(Short problem) Copy each line in which the string "actions" occurs.

[Stored data]
_ _ _ _

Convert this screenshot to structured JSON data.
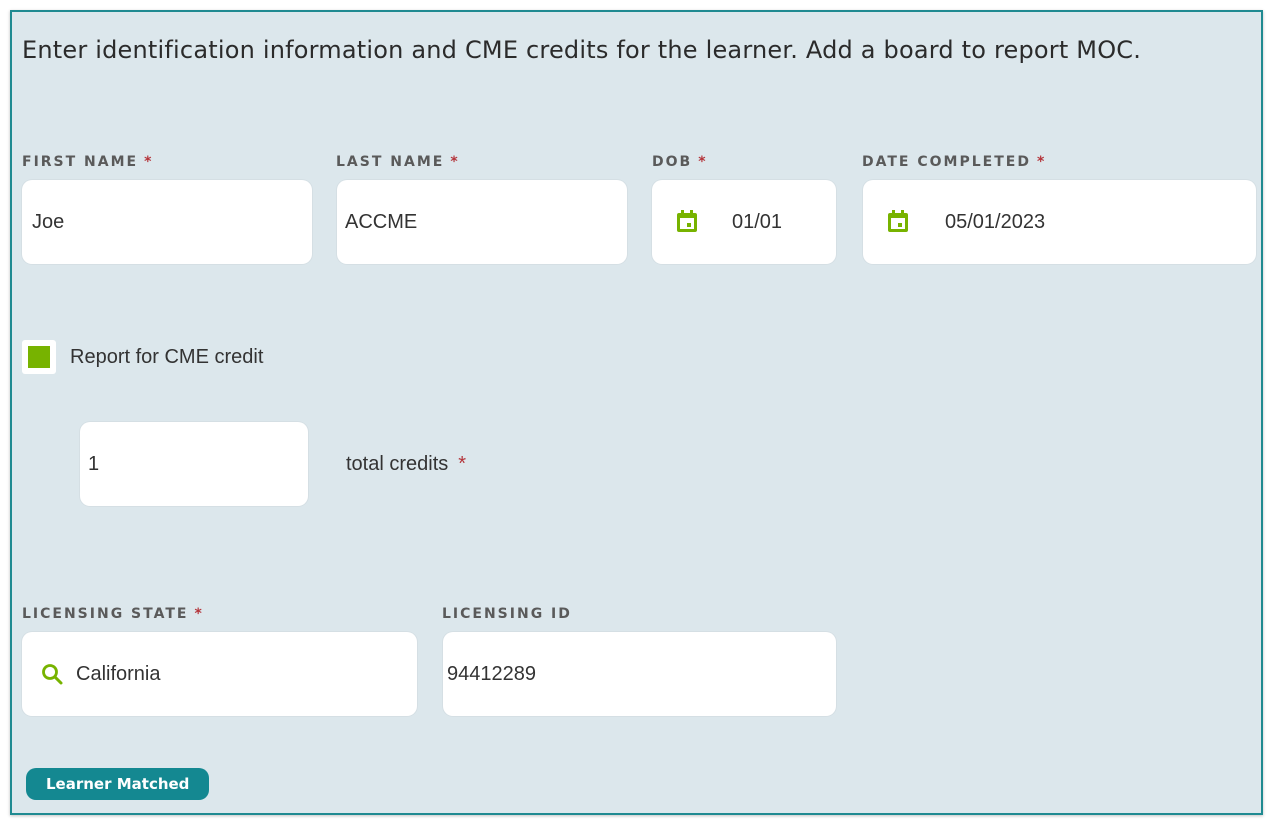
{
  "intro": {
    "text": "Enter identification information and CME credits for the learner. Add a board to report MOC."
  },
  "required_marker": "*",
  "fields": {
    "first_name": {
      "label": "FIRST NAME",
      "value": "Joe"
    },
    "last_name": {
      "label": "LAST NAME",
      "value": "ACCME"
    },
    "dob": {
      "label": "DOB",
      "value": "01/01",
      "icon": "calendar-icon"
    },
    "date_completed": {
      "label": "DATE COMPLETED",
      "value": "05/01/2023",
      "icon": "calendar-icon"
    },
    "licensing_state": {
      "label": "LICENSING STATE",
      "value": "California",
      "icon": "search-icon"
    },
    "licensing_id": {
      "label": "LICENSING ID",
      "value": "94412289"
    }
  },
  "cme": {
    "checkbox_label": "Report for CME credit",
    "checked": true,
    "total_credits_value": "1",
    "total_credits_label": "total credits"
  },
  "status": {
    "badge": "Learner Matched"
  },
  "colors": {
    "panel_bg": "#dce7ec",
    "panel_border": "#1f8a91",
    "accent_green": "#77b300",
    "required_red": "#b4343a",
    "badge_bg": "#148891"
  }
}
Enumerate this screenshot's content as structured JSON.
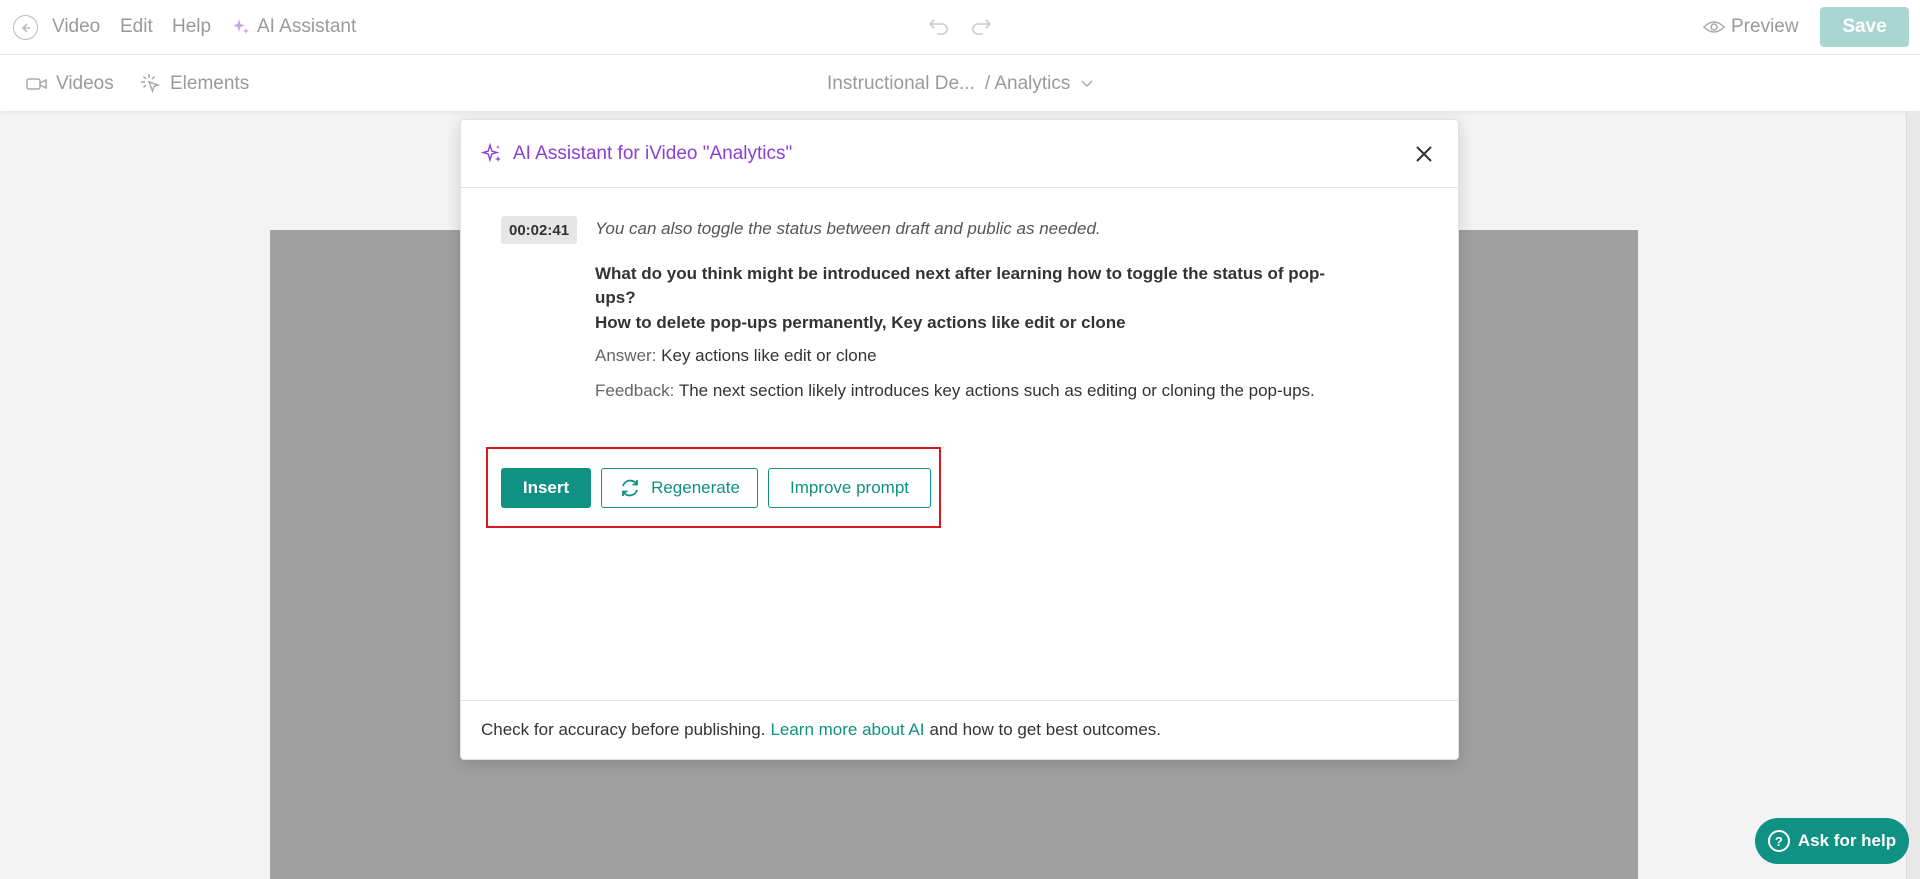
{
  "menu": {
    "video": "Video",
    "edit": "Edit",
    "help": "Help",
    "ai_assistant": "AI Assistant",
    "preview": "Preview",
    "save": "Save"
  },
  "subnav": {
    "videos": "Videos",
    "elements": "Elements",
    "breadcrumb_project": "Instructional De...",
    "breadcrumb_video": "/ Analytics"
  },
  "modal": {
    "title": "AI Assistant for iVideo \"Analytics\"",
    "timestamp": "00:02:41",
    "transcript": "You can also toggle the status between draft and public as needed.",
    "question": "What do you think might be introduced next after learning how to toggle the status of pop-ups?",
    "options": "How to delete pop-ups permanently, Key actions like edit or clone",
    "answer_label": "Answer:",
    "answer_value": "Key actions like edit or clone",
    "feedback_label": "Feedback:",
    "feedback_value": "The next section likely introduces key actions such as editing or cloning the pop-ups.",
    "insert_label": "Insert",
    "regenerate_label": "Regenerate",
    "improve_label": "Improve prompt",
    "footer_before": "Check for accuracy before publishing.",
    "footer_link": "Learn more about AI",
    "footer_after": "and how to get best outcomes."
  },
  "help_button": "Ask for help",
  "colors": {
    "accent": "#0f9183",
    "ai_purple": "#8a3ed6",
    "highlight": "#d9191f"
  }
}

_ _ _ _

(Result)
    "options": "How to delete pop-ups permanently, Key actions like edit or clone",
    "answer_value": "Key actions like edit or clone",
    "feedback_value": "The next section likely introduces key actions such as editing or cloning the pop-ups.",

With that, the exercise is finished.